* DESCRIPTION OF THE TASK *
In the entries that follow, find each line with the word "authors" and copy it.

* WORKING DATA *
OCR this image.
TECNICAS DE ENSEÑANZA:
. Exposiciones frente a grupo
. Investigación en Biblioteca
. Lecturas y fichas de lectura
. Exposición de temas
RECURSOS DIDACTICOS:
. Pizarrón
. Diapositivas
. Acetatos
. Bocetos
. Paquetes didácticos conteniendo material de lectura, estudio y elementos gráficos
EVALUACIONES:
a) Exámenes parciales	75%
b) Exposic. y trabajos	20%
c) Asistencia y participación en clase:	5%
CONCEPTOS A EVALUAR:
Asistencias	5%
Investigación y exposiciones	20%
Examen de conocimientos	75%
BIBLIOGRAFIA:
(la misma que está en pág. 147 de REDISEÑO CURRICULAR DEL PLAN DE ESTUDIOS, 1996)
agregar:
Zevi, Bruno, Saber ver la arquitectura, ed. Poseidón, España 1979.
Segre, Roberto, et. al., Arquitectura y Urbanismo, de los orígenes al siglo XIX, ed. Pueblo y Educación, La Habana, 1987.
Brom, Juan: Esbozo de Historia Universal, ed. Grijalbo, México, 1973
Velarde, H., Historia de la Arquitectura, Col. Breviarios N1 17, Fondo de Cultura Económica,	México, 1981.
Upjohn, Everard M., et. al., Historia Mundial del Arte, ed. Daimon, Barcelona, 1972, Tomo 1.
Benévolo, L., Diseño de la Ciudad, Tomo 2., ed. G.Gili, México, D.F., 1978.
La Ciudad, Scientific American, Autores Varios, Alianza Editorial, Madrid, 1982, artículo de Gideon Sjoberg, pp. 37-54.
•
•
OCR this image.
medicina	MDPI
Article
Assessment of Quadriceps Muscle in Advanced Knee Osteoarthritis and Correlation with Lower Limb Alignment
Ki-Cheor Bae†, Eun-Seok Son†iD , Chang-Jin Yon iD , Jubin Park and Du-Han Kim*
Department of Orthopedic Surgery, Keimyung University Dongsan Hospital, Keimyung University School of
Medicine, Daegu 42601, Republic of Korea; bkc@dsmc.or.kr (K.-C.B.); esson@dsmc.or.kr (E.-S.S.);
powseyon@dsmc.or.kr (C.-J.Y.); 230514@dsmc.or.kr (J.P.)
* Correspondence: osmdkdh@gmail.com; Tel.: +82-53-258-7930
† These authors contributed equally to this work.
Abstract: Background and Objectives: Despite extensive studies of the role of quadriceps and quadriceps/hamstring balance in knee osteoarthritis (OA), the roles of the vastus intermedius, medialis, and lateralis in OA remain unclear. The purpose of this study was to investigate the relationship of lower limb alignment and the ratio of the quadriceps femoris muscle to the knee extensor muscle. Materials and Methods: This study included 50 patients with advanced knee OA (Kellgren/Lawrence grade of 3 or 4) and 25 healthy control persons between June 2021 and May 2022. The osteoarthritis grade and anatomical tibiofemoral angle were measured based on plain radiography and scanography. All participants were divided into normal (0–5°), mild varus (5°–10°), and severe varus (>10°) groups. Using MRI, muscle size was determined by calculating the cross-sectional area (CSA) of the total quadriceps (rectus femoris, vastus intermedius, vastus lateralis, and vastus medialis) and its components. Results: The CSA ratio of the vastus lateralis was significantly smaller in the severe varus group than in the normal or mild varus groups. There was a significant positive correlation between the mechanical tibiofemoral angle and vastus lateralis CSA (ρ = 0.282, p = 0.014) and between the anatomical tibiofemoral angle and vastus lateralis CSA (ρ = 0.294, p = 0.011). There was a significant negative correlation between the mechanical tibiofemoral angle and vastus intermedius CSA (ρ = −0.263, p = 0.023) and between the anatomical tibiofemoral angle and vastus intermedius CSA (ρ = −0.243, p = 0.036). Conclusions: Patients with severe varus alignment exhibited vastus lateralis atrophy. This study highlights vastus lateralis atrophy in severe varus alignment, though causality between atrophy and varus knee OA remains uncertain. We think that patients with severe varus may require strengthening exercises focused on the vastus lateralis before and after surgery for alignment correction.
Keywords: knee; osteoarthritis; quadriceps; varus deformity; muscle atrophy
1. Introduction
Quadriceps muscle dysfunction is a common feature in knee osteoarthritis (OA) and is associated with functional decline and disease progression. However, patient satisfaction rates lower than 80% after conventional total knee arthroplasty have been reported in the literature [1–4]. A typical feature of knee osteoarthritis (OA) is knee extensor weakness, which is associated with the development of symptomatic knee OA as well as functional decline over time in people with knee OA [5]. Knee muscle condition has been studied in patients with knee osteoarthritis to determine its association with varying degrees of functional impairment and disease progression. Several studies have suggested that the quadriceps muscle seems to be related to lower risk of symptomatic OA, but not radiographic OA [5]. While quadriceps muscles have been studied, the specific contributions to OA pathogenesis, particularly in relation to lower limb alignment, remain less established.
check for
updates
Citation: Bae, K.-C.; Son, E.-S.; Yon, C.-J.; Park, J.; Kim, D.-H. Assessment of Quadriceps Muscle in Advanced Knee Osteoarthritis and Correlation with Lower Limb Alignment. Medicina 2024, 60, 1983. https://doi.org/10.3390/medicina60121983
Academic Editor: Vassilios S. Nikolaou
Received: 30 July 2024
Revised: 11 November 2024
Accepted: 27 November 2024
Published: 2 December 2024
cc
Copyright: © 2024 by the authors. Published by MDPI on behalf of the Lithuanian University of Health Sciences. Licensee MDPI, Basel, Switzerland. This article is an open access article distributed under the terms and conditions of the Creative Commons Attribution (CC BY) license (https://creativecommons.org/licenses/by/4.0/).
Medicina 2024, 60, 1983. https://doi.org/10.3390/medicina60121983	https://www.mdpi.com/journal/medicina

* EXPECTED ANSWER *
† These authors contributed equally to this work.
Copyright: © 2024 by the authors. Published by MDPI on behalf of the Lithuanian University of Health Sciences. Licensee MDPI, Basel, Switzerland. This article is an open access article distributed under the terms and conditions of the Creative Commons Attribution (CC BY) license (https://creativecommons.org/licenses/by/4.0/).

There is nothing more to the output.